**What you should do**: Report the number of lines in the entries below that include the word "ylabel", and nothing else.

───── Material provided

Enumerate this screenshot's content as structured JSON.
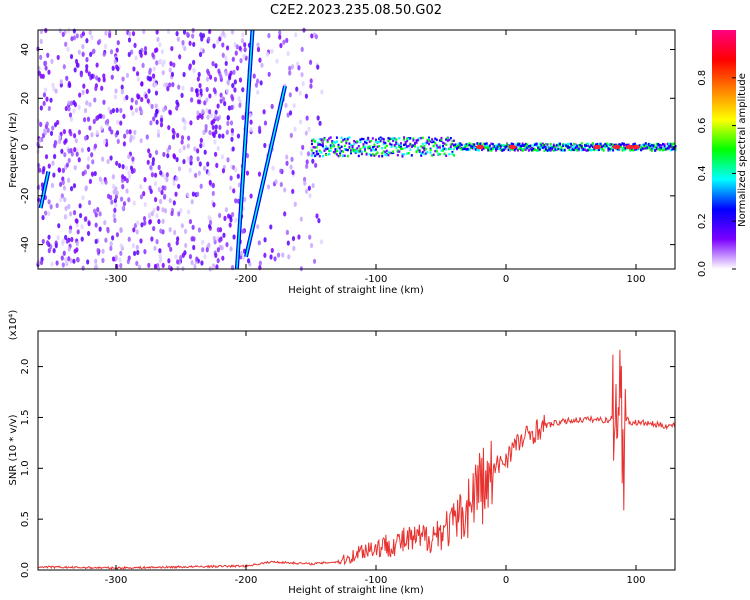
{
  "page_title": "C2E2.2023.235.08.50.G02",
  "chart_data": [
    {
      "type": "heatmap",
      "xlabel": "Height of straight line (km)",
      "ylabel": "Frequency (Hz)",
      "xlim": [
        -360,
        130
      ],
      "ylim": [
        -50,
        48
      ],
      "x_ticks": [
        -300,
        -200,
        -100,
        0,
        100
      ],
      "y_ticks": [
        -40,
        -20,
        0,
        20,
        40
      ],
      "colorbar": {
        "label": "Normalized spectral amplitude",
        "range": [
          0.0,
          1.0
        ],
        "ticks": [
          "0.0",
          "0.2",
          "0.4",
          "0.6",
          "0.8"
        ],
        "colors": [
          "#ffffff",
          "#7a00ff",
          "#0000ff",
          "#00ffff",
          "#00ff00",
          "#ffff00",
          "#ff8000",
          "#ff0000",
          "#ff0080"
        ]
      },
      "features": {
        "noise_region_x": [
          -360,
          -140
        ],
        "carrier_line_x": [
          -150,
          130
        ],
        "carrier_freq": 0,
        "slanted_traces": [
          {
            "x": [
              -207,
              -195
            ],
            "y": [
              -50,
              48
            ]
          },
          {
            "x": [
              -200,
              -170
            ],
            "y": [
              -45,
              25
            ]
          },
          {
            "x": [
              -358,
              -352
            ],
            "y": [
              -25,
              -10
            ]
          }
        ]
      }
    },
    {
      "type": "line",
      "xlabel": "Height of straight line (km)",
      "ylabel": "SNR (10 * v/v)",
      "y_scale_label": "(x10⁴)",
      "xlim": [
        -360,
        130
      ],
      "ylim": [
        0,
        2.35
      ],
      "x_ticks": [
        -300,
        -200,
        -100,
        0,
        100
      ],
      "y_ticks": [
        "0.0",
        "0.5",
        "1.0",
        "1.5",
        "2.0"
      ],
      "series": [
        {
          "color": "#e8322f",
          "x": [
            -360,
            -300,
            -250,
            -200,
            -180,
            -150,
            -130,
            -120,
            -110,
            -100,
            -90,
            -80,
            -70,
            -60,
            -50,
            -40,
            -30,
            -25,
            -20,
            -15,
            -10,
            -5,
            0,
            5,
            10,
            20,
            30,
            40,
            50,
            60,
            70,
            80,
            85,
            88,
            90,
            92,
            95,
            100,
            110,
            120,
            130
          ],
          "y": [
            0.03,
            0.02,
            0.03,
            0.04,
            0.08,
            0.06,
            0.08,
            0.12,
            0.2,
            0.22,
            0.25,
            0.28,
            0.3,
            0.32,
            0.38,
            0.45,
            0.6,
            0.75,
            0.85,
            0.82,
            0.95,
            1.05,
            1.1,
            1.2,
            1.25,
            1.35,
            1.42,
            1.45,
            1.47,
            1.48,
            1.48,
            1.47,
            1.6,
            2.0,
            1.0,
            1.5,
            1.45,
            1.45,
            1.44,
            1.42,
            1.42
          ]
        }
      ]
    }
  ]
}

──────────

**The result**: 2